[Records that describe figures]
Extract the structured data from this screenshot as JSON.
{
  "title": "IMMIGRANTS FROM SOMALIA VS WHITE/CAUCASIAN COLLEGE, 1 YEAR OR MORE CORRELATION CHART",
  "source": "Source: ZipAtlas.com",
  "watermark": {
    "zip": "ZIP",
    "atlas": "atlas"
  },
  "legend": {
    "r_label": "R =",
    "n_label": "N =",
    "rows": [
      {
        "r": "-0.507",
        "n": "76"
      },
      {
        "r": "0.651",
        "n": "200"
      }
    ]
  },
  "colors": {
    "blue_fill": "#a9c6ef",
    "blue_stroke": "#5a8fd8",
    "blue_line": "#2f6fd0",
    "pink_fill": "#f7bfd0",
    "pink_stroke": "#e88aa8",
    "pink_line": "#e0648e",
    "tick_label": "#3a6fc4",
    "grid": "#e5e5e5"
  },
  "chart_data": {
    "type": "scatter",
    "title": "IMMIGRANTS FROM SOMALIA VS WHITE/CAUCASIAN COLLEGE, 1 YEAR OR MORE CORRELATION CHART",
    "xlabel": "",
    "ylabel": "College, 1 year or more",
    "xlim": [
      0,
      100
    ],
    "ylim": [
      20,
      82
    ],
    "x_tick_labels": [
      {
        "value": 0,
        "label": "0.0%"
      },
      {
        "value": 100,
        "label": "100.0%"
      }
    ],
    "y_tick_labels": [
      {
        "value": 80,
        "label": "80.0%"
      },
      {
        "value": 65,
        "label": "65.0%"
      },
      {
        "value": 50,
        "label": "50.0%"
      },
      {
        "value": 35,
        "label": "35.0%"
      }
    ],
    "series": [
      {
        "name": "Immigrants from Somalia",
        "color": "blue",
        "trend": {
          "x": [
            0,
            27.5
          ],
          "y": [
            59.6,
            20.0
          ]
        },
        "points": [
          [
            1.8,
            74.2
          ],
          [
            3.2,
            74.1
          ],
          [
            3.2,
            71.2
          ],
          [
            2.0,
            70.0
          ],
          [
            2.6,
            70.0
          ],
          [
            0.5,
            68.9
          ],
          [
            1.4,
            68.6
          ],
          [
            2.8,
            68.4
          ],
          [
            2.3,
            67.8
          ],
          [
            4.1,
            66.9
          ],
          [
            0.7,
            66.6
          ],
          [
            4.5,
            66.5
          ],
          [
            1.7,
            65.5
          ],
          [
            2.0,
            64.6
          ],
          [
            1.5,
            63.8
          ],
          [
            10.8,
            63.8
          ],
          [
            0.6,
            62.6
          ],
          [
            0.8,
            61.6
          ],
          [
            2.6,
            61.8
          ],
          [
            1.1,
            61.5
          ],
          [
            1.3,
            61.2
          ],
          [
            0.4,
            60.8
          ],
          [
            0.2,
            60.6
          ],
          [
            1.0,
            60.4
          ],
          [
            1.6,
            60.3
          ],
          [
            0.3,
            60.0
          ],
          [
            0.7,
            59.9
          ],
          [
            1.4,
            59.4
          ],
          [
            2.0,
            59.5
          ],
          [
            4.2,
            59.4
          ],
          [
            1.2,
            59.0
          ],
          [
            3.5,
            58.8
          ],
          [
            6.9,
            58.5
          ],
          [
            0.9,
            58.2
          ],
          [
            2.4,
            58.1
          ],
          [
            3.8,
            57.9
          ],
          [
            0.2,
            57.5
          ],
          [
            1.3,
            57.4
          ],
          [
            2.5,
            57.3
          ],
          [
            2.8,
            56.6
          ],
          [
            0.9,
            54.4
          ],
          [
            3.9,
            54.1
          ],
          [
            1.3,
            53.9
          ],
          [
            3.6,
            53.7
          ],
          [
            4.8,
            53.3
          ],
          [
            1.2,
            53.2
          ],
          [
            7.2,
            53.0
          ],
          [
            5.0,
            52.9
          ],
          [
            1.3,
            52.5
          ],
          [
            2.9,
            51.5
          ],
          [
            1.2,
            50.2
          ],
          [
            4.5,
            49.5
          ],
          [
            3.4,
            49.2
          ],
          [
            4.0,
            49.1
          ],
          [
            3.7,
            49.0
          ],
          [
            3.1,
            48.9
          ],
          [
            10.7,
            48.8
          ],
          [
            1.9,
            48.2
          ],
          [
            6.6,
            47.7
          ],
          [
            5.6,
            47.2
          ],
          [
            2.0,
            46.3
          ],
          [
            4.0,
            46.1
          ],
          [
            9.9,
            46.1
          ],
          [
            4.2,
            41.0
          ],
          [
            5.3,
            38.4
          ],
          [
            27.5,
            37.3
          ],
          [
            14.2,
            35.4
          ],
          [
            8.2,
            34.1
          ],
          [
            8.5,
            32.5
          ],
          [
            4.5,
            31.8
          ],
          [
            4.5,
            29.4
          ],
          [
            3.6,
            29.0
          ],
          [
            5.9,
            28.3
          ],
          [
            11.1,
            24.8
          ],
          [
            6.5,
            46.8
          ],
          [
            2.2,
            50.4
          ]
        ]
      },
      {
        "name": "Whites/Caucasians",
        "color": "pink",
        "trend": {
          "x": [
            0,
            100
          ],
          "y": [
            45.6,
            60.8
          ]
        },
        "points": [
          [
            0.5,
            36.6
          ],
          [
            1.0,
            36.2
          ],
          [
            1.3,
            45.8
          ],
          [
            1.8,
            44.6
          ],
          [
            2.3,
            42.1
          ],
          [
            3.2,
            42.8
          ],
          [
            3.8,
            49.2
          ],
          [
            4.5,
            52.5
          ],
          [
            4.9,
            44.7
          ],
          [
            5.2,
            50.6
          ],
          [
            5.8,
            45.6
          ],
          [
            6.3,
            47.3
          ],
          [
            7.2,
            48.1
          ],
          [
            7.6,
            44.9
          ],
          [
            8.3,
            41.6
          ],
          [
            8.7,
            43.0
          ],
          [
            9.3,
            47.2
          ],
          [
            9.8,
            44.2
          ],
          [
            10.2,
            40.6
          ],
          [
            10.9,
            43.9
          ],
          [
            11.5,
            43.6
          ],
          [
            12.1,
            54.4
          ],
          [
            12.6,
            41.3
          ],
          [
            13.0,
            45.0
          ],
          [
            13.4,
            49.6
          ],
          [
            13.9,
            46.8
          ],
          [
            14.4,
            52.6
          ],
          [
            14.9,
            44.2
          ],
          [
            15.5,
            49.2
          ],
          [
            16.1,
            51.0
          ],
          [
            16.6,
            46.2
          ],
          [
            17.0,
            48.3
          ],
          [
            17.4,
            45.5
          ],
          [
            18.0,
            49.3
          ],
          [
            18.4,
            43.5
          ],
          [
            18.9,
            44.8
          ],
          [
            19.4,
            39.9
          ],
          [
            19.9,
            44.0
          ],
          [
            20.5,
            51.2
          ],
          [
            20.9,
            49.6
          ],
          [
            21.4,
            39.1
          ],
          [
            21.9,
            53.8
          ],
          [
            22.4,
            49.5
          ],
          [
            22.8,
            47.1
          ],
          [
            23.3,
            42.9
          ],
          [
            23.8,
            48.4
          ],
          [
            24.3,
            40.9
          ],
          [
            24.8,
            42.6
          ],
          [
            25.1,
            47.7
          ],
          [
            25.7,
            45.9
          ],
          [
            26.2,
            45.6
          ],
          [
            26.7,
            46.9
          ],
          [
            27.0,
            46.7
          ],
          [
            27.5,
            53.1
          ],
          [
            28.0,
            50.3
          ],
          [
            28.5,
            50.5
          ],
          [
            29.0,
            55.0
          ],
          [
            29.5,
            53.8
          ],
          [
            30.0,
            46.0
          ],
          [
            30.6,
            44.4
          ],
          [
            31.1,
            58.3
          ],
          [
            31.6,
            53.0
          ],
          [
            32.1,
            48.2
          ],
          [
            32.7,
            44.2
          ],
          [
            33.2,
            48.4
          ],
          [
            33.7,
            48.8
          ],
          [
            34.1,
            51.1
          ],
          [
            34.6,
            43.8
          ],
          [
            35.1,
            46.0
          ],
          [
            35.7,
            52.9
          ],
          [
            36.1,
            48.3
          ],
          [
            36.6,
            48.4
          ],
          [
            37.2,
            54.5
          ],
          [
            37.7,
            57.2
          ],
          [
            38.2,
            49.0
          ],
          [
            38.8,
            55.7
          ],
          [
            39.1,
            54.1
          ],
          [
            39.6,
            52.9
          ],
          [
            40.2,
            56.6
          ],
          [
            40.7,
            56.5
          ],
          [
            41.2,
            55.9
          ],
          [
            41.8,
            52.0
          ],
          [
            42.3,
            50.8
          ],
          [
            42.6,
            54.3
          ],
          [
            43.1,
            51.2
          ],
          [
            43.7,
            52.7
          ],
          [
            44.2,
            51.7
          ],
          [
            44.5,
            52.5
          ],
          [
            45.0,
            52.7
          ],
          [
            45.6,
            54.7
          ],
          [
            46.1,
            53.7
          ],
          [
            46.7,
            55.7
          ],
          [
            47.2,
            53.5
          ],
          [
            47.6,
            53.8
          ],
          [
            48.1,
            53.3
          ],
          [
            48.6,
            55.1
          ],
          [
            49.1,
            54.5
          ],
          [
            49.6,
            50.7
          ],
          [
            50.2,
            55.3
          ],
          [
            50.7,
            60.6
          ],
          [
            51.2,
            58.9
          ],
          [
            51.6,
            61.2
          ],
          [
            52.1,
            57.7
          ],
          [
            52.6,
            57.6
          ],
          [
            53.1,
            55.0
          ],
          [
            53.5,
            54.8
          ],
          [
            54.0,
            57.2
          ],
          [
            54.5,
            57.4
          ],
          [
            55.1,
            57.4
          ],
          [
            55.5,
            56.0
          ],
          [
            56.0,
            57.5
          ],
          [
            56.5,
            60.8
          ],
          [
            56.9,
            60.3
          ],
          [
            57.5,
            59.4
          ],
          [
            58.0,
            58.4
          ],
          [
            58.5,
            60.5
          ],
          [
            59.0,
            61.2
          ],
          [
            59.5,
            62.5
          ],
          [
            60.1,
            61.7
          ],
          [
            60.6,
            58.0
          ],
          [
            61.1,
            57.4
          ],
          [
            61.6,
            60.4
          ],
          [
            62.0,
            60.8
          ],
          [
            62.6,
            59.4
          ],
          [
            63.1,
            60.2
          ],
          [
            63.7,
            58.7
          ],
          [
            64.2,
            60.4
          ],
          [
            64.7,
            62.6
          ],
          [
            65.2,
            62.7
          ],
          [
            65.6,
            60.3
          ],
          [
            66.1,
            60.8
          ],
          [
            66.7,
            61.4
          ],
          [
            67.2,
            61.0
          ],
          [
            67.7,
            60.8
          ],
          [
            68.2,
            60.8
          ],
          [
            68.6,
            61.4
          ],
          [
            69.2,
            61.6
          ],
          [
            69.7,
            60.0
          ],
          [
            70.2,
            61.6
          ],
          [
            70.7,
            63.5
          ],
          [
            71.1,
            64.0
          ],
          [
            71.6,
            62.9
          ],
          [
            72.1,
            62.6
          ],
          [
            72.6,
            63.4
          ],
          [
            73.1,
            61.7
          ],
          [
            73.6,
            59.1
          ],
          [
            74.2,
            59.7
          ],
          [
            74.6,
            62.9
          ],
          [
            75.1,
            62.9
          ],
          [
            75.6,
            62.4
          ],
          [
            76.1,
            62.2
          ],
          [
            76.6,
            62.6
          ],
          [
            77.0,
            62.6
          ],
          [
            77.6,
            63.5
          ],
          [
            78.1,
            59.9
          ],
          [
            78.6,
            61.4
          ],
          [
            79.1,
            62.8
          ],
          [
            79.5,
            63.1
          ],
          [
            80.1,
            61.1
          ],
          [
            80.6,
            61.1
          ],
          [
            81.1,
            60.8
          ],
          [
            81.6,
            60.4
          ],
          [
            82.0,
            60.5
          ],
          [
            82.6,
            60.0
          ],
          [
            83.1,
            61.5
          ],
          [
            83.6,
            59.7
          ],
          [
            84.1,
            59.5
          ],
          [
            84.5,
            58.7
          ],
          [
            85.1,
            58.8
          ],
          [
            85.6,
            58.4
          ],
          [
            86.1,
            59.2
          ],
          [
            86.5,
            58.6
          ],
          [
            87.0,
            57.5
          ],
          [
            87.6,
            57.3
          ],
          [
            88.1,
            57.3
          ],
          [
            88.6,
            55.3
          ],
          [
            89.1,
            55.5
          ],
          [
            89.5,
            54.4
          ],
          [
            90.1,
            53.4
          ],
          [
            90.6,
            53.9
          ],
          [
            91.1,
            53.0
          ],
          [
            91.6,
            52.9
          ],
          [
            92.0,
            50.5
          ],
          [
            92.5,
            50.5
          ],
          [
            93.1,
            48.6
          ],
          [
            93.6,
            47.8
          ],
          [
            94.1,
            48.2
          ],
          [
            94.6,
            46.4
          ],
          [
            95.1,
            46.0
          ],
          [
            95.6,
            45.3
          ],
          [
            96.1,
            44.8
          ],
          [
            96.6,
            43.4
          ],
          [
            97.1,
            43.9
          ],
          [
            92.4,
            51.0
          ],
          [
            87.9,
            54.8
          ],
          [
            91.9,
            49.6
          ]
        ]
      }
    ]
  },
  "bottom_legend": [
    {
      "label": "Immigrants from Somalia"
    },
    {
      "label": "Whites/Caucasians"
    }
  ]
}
* * *
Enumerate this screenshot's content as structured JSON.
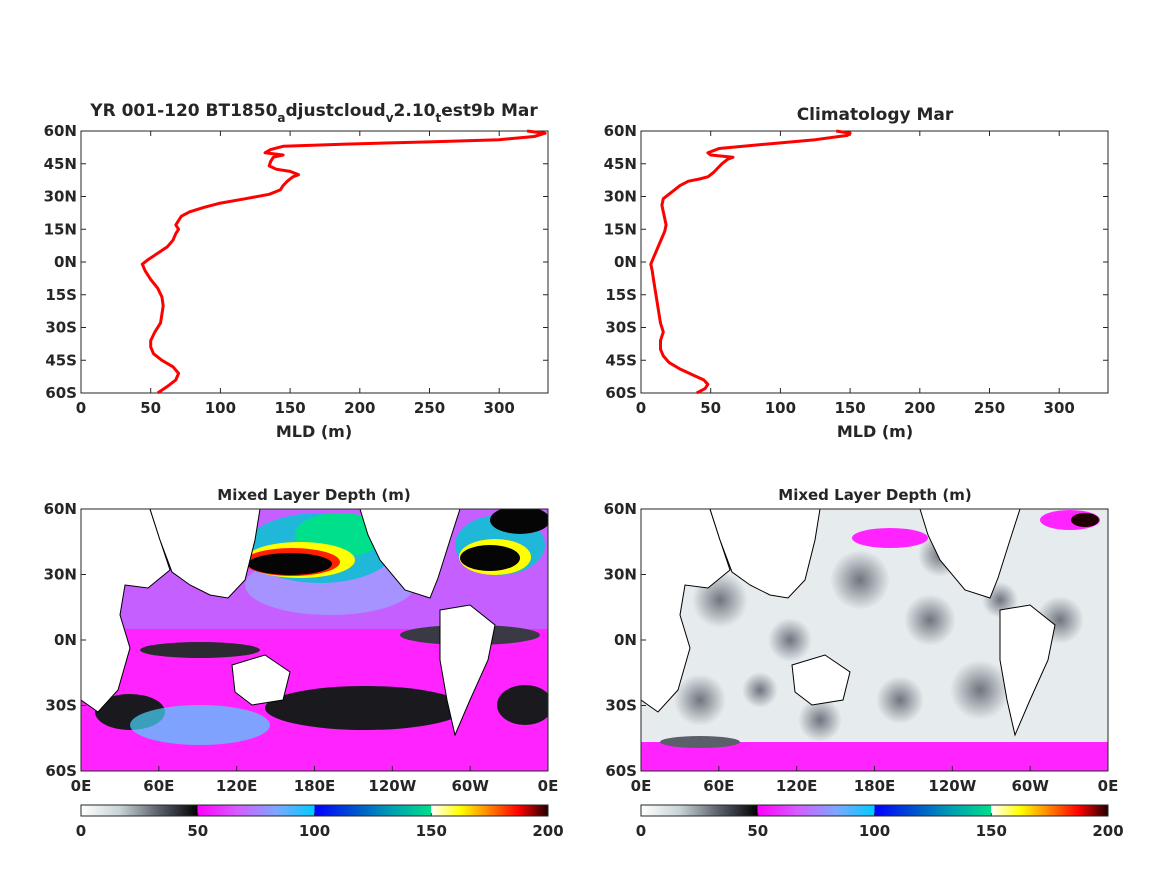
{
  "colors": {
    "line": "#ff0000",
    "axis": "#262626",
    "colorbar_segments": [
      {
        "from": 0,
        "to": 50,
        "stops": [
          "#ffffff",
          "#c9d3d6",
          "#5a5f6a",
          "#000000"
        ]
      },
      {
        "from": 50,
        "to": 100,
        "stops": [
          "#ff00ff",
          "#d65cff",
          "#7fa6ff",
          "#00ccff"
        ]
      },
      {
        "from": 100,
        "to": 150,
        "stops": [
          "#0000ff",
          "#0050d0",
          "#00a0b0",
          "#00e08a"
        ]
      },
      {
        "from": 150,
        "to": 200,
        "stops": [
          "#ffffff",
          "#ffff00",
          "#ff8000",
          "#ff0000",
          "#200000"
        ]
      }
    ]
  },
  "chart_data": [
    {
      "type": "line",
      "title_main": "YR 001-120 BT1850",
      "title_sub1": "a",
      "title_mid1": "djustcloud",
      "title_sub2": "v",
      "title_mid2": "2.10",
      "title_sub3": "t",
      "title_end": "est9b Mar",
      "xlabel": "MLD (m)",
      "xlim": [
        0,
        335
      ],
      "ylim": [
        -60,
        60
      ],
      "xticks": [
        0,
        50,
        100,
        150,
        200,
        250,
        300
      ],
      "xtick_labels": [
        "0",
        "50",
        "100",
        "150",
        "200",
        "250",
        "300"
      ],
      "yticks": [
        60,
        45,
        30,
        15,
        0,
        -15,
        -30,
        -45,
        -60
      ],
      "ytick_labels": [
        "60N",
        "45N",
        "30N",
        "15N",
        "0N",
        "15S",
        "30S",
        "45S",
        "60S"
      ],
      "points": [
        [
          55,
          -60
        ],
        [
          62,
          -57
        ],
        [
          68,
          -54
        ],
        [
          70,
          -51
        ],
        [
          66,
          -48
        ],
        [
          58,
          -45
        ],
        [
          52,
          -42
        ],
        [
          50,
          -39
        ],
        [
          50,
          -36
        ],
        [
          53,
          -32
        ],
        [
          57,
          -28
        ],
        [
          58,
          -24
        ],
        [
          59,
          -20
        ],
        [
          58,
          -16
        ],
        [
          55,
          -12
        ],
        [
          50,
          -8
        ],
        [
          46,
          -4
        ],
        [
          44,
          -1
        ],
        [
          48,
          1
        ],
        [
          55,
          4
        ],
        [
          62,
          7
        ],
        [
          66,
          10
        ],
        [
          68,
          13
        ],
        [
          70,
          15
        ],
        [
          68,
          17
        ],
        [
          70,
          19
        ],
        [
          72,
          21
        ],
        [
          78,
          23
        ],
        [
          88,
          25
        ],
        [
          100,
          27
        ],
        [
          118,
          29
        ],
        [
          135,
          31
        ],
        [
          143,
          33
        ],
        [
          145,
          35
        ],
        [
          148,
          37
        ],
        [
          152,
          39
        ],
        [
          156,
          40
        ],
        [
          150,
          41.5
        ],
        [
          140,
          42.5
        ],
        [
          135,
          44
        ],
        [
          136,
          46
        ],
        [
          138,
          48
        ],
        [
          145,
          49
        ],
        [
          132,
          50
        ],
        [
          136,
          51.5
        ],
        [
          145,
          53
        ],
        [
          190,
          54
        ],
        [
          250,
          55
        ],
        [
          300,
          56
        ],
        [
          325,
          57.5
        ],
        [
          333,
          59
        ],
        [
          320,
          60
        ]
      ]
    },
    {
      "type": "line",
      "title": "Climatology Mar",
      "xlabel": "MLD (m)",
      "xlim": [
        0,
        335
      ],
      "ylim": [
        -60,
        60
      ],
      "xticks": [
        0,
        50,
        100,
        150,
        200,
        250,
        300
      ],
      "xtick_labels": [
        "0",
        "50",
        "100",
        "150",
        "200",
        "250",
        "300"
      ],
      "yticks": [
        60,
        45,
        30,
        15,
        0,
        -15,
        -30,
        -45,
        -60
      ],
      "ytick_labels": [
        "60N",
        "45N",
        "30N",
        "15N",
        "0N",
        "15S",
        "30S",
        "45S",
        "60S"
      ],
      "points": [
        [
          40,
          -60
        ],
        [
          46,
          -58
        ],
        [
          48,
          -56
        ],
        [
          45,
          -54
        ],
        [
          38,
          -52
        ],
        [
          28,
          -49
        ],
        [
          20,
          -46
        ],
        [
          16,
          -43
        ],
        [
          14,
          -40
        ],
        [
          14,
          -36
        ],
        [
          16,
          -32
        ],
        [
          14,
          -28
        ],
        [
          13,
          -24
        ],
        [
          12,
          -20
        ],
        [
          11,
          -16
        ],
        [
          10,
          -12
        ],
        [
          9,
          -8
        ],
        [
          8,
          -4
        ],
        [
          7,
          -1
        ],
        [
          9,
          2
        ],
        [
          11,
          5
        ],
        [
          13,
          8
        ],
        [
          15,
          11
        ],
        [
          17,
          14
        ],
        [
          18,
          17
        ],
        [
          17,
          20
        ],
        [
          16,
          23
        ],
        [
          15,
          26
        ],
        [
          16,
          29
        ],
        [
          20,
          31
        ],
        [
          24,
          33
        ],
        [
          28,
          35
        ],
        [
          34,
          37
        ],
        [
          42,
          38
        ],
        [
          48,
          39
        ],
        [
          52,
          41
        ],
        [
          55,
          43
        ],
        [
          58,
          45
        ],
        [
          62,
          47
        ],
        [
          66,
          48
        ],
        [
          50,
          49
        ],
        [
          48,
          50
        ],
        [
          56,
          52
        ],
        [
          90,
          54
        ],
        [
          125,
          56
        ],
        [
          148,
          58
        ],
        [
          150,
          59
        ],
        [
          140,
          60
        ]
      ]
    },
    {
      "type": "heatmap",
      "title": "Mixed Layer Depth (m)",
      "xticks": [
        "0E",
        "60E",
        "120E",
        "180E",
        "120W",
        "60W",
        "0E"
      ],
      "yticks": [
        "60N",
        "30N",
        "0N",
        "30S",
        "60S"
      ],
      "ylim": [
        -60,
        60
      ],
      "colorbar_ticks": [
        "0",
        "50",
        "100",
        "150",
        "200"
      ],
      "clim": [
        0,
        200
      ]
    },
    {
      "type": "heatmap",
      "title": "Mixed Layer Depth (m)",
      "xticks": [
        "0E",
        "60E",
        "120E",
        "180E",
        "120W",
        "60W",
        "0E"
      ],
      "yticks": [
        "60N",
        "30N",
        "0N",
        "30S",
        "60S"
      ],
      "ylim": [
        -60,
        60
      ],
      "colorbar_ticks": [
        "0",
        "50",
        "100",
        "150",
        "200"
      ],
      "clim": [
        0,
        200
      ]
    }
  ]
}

■ Given instruction
Answer only with how many lines in the records include "Whites".

■ Written response
2